__MATERIAL SUPPLIED__.
------------------------------------------------

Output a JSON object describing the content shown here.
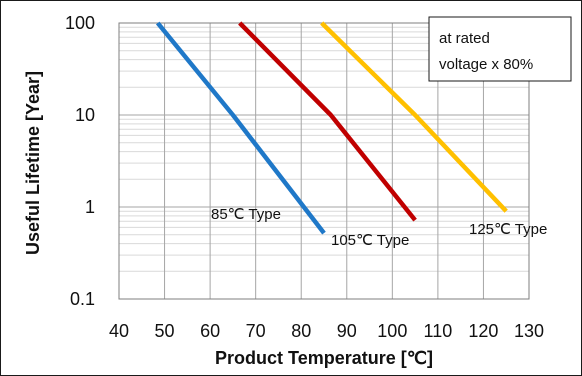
{
  "chart_data": {
    "type": "line",
    "xlabel": "Product Temperature [℃]",
    "ylabel": "Useful Lifetime [Year]",
    "x_scale": "linear",
    "y_scale": "log",
    "xlim": [
      40,
      130
    ],
    "ylim": [
      0.1,
      100
    ],
    "x_ticks": [
      "40",
      "50",
      "60",
      "70",
      "80",
      "90",
      "100",
      "110",
      "120",
      "130"
    ],
    "y_ticks": [
      "0.1",
      "1",
      "10",
      "100"
    ],
    "grid": true,
    "annotation": [
      "at rated",
      "voltage x 80%"
    ],
    "series": [
      {
        "name": "85℃ Type",
        "color": "#1f78c8",
        "points": [
          [
            48.5,
            100
          ],
          [
            65,
            10
          ],
          [
            85,
            0.52
          ]
        ]
      },
      {
        "name": "105℃ Type",
        "color": "#c00000",
        "points": [
          [
            66.5,
            100
          ],
          [
            86.5,
            10
          ],
          [
            105,
            0.72
          ]
        ]
      },
      {
        "name": "125℃ Type",
        "color": "#ffc000",
        "points": [
          [
            84.5,
            100
          ],
          [
            105,
            10
          ],
          [
            125,
            0.9
          ]
        ]
      }
    ]
  }
}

------------------------------------------------

__CHALLENGE__.
Repeat the records above verbatim, with no pictures in the result.

__THE ANSWER__.
Output a JSON object describing the content shown here.
{
  "chart_data": {
    "type": "line",
    "xlabel": "Product Temperature [℃]",
    "ylabel": "Useful Lifetime [Year]",
    "x_scale": "linear",
    "y_scale": "log",
    "xlim": [
      40,
      130
    ],
    "ylim": [
      0.1,
      100
    ],
    "x_ticks": [
      "40",
      "50",
      "60",
      "70",
      "80",
      "90",
      "100",
      "110",
      "120",
      "130"
    ],
    "y_ticks": [
      "0.1",
      "1",
      "10",
      "100"
    ],
    "grid": true,
    "annotation": [
      "at rated",
      "voltage x 80%"
    ],
    "series": [
      {
        "name": "85℃ Type",
        "color": "#1f78c8",
        "points": [
          [
            48.5,
            100
          ],
          [
            65,
            10
          ],
          [
            85,
            0.52
          ]
        ]
      },
      {
        "name": "105℃ Type",
        "color": "#c00000",
        "points": [
          [
            66.5,
            100
          ],
          [
            86.5,
            10
          ],
          [
            105,
            0.72
          ]
        ]
      },
      {
        "name": "125℃ Type",
        "color": "#ffc000",
        "points": [
          [
            84.5,
            100
          ],
          [
            105,
            10
          ],
          [
            125,
            0.9
          ]
        ]
      }
    ]
  }
}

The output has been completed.